■ EXERCISE INSTRUCTIONS ■
Copy out all of the data below with no alterations.

■ THE INPUT ■
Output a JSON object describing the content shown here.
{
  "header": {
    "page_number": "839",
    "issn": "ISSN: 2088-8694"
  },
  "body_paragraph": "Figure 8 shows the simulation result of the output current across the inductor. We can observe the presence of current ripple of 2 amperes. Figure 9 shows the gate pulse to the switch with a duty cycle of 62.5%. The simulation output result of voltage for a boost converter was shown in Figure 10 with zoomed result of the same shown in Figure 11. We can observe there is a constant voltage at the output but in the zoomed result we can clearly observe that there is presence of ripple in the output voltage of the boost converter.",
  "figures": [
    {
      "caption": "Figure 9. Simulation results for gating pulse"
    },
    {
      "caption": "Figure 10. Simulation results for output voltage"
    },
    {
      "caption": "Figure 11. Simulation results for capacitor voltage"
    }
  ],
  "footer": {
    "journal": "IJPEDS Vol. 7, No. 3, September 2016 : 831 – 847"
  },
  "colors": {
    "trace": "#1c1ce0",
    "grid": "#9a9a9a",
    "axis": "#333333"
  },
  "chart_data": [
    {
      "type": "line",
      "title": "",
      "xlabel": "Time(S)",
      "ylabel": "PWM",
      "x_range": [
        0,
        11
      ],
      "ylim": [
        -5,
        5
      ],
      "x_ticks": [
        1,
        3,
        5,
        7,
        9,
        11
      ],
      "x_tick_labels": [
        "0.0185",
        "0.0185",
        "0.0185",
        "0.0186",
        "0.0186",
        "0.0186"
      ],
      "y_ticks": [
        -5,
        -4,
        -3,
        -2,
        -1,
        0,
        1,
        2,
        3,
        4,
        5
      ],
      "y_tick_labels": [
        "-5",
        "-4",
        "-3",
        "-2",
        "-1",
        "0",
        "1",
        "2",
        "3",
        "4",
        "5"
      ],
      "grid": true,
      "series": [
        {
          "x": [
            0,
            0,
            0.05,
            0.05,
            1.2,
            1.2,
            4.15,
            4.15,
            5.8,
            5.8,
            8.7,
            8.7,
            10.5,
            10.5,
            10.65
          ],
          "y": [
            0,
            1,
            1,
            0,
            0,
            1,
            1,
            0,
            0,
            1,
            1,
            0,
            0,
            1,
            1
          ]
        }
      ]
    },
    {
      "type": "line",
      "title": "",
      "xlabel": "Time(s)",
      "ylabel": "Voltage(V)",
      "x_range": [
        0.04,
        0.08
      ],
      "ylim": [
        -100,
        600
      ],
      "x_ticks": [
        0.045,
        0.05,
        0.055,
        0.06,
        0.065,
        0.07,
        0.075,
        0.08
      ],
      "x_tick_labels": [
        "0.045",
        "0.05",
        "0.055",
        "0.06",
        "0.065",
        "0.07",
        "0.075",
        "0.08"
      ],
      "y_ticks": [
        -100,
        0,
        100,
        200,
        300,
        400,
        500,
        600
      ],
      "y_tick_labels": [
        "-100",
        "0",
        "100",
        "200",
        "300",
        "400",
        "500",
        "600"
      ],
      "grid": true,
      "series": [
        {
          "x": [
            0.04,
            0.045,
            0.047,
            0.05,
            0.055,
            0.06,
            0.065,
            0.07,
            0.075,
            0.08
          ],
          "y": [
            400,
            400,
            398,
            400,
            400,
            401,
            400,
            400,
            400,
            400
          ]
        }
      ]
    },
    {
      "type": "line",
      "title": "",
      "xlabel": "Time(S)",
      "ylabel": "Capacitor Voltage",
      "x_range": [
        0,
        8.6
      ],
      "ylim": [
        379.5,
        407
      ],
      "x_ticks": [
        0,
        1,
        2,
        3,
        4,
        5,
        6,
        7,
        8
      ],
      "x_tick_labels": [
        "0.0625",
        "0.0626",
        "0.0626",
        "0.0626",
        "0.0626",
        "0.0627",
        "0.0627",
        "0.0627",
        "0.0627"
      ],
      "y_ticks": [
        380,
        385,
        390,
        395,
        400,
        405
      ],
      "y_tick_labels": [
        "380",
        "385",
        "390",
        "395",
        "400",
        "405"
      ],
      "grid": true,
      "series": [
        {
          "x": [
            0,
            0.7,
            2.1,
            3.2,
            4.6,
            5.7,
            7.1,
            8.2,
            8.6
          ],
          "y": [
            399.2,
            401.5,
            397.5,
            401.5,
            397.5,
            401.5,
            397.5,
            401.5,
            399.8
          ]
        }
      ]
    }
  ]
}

■ ANSWER BELOW ■
Output a JSON object describing the content shown here.
{
  "header": {
    "page_number": "839",
    "issn": "ISSN: 2088-8694"
  },
  "body_paragraph": "Figure 8 shows the simulation result of the output current across the inductor. We can observe the presence of current ripple of 2 amperes. Figure 9 shows the gate pulse to the switch with a duty cycle of 62.5%. The simulation output result of voltage for a boost converter was shown in Figure 10 with zoomed result of the same shown in Figure 11. We can observe there is a constant voltage at the output but in the zoomed result we can clearly observe that there is presence of ripple in the output voltage of the boost converter.",
  "figures": [
    {
      "caption": "Figure 9. Simulation results for gating pulse"
    },
    {
      "caption": "Figure 10. Simulation results for output voltage"
    },
    {
      "caption": "Figure 11. Simulation results for capacitor voltage"
    }
  ],
  "footer": {
    "journal": "IJPEDS Vol. 7, No. 3, September 2016 : 831 – 847"
  },
  "colors": {
    "trace": "#1c1ce0",
    "grid": "#9a9a9a",
    "axis": "#333333"
  },
  "chart_data": [
    {
      "type": "line",
      "title": "",
      "xlabel": "Time(S)",
      "ylabel": "PWM",
      "x_range": [
        0,
        11
      ],
      "ylim": [
        -5,
        5
      ],
      "x_ticks": [
        1,
        3,
        5,
        7,
        9,
        11
      ],
      "x_tick_labels": [
        "0.0185",
        "0.0185",
        "0.0185",
        "0.0186",
        "0.0186",
        "0.0186"
      ],
      "y_ticks": [
        -5,
        -4,
        -3,
        -2,
        -1,
        0,
        1,
        2,
        3,
        4,
        5
      ],
      "y_tick_labels": [
        "-5",
        "-4",
        "-3",
        "-2",
        "-1",
        "0",
        "1",
        "2",
        "3",
        "4",
        "5"
      ],
      "grid": true,
      "series": [
        {
          "x": [
            0,
            0,
            0.05,
            0.05,
            1.2,
            1.2,
            4.15,
            4.15,
            5.8,
            5.8,
            8.7,
            8.7,
            10.5,
            10.5,
            10.65
          ],
          "y": [
            0,
            1,
            1,
            0,
            0,
            1,
            1,
            0,
            0,
            1,
            1,
            0,
            0,
            1,
            1
          ]
        }
      ]
    },
    {
      "type": "line",
      "title": "",
      "xlabel": "Time(s)",
      "ylabel": "Voltage(V)",
      "x_range": [
        0.04,
        0.08
      ],
      "ylim": [
        -100,
        600
      ],
      "x_ticks": [
        0.045,
        0.05,
        0.055,
        0.06,
        0.065,
        0.07,
        0.075,
        0.08
      ],
      "x_tick_labels": [
        "0.045",
        "0.05",
        "0.055",
        "0.06",
        "0.065",
        "0.07",
        "0.075",
        "0.08"
      ],
      "y_ticks": [
        -100,
        0,
        100,
        200,
        300,
        400,
        500,
        600
      ],
      "y_tick_labels": [
        "-100",
        "0",
        "100",
        "200",
        "300",
        "400",
        "500",
        "600"
      ],
      "grid": true,
      "series": [
        {
          "x": [
            0.04,
            0.045,
            0.047,
            0.05,
            0.055,
            0.06,
            0.065,
            0.07,
            0.075,
            0.08
          ],
          "y": [
            400,
            400,
            398,
            400,
            400,
            401,
            400,
            400,
            400,
            400
          ]
        }
      ]
    },
    {
      "type": "line",
      "title": "",
      "xlabel": "Time(S)",
      "ylabel": "Capacitor Voltage",
      "x_range": [
        0,
        8.6
      ],
      "ylim": [
        379.5,
        407
      ],
      "x_ticks": [
        0,
        1,
        2,
        3,
        4,
        5,
        6,
        7,
        8
      ],
      "x_tick_labels": [
        "0.0625",
        "0.0626",
        "0.0626",
        "0.0626",
        "0.0626",
        "0.0627",
        "0.0627",
        "0.0627",
        "0.0627"
      ],
      "y_ticks": [
        380,
        385,
        390,
        395,
        400,
        405
      ],
      "y_tick_labels": [
        "380",
        "385",
        "390",
        "395",
        "400",
        "405"
      ],
      "grid": true,
      "series": [
        {
          "x": [
            0,
            0.7,
            2.1,
            3.2,
            4.6,
            5.7,
            7.1,
            8.2,
            8.6
          ],
          "y": [
            399.2,
            401.5,
            397.5,
            401.5,
            397.5,
            401.5,
            397.5,
            401.5,
            399.8
          ]
        }
      ]
    }
  ]
}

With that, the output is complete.